Instructions for the task
Find the line containing "Give me a plain-text". Reproduce it and every line after it up to the end of the records, exactly as written.

# START OF Extracted data

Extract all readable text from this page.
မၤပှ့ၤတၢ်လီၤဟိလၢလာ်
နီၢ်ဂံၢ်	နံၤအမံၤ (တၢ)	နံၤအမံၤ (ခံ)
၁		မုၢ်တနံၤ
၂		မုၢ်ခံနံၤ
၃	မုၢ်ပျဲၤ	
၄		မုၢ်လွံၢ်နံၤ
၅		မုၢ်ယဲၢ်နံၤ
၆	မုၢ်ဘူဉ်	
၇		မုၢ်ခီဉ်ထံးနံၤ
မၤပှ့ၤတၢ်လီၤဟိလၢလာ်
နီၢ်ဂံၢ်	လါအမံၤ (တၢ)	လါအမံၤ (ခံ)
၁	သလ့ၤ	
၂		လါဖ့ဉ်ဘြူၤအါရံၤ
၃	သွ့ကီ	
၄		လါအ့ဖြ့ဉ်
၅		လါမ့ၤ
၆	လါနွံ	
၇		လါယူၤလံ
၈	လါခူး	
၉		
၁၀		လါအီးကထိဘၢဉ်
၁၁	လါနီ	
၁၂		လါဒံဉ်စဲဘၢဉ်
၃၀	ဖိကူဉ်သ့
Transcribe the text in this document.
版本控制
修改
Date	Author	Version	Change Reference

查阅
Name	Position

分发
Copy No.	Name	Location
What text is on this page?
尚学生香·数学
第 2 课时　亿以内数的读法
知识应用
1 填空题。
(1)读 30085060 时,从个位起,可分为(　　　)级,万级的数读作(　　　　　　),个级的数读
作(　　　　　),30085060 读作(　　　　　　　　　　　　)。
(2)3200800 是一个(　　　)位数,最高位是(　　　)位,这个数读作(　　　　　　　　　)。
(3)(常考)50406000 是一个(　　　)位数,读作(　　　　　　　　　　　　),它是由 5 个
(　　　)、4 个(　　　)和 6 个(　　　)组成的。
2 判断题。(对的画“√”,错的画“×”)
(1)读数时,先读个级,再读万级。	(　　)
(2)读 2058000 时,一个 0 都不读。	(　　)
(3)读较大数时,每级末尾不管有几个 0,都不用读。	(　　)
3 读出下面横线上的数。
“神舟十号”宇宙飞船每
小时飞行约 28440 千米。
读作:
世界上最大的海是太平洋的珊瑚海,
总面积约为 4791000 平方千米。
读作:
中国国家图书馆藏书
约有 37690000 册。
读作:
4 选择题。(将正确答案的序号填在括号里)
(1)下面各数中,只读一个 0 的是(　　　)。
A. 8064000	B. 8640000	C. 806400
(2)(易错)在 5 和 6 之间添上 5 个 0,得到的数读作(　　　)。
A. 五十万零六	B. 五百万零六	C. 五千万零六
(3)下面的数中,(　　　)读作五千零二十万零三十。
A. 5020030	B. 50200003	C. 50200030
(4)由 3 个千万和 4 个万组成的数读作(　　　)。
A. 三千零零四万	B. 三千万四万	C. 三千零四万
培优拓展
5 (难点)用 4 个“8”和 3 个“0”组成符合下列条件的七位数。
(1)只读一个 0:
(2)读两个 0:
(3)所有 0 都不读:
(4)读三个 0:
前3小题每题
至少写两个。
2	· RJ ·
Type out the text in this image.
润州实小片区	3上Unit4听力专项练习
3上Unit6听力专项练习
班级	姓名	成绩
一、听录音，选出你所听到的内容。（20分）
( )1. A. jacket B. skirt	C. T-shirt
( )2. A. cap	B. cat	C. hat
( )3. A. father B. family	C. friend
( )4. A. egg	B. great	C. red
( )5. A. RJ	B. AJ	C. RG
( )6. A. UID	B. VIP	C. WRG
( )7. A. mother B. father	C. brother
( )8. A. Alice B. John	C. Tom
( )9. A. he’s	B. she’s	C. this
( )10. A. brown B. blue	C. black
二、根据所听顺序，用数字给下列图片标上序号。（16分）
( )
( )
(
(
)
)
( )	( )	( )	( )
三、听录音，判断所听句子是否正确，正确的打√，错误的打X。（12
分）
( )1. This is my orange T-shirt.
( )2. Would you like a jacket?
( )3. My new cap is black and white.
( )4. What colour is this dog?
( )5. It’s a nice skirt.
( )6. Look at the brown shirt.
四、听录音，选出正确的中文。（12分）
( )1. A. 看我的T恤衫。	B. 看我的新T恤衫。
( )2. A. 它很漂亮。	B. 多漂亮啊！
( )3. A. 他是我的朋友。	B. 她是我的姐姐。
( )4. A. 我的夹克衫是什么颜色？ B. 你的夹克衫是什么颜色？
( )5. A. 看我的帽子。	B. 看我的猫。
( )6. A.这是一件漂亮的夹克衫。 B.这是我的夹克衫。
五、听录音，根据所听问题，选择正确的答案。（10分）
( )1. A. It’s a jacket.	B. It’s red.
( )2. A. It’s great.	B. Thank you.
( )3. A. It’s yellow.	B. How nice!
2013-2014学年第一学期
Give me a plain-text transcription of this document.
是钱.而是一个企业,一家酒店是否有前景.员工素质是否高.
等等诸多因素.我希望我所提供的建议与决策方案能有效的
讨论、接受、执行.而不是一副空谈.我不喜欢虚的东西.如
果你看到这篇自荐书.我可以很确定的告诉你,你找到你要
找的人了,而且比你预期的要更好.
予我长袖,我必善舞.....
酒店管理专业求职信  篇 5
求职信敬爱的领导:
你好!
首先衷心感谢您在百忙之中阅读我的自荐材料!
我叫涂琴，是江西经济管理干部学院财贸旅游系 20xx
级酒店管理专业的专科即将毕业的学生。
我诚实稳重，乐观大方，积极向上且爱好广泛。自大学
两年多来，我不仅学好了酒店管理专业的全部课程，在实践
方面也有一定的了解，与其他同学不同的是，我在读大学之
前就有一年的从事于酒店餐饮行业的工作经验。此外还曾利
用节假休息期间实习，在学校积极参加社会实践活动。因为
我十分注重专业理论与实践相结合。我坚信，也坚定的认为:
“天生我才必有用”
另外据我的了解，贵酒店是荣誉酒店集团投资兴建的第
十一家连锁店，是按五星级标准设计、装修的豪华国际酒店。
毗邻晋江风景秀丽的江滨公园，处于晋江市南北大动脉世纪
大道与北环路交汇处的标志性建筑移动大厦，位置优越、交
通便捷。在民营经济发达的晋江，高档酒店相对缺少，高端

# END OF Extracted data

Result of this exercise
Give me a plain-text transcription of this document.
是钱.而是一个企业,一家酒店是否有前景.员工素质是否高.
等等诸多因素.我希望我所提供的建议与决策方案能有效的
讨论、接受、执行.而不是一副空谈.我不喜欢虚的东西.如
果你看到这篇自荐书.我可以很确定的告诉你,你找到你要
找的人了,而且比你预期的要更好.
予我长袖,我必善舞.....
酒店管理专业求职信  篇 5
求职信敬爱的领导:
你好!
首先衷心感谢您在百忙之中阅读我的自荐材料!
我叫涂琴，是江西经济管理干部学院财贸旅游系 20xx
级酒店管理专业的专科即将毕业的学生。
我诚实稳重，乐观大方，积极向上且爱好广泛。自大学
两年多来，我不仅学好了酒店管理专业的全部课程，在实践
方面也有一定的了解，与其他同学不同的是，我在读大学之
前就有一年的从事于酒店餐饮行业的工作经验。此外还曾利
用节假休息期间实习，在学校积极参加社会实践活动。因为
我十分注重专业理论与实践相结合。我坚信，也坚定的认为:
“天生我才必有用”
另外据我的了解，贵酒店是荣誉酒店集团投资兴建的第
十一家连锁店，是按五星级标准设计、装修的豪华国际酒店。
毗邻晋江风景秀丽的江滨公园，处于晋江市南北大动脉世纪
大道与北环路交汇处的标志性建筑移动大厦，位置优越、交
通便捷。在民营经济发达的晋江，高档酒店相对缺少，高端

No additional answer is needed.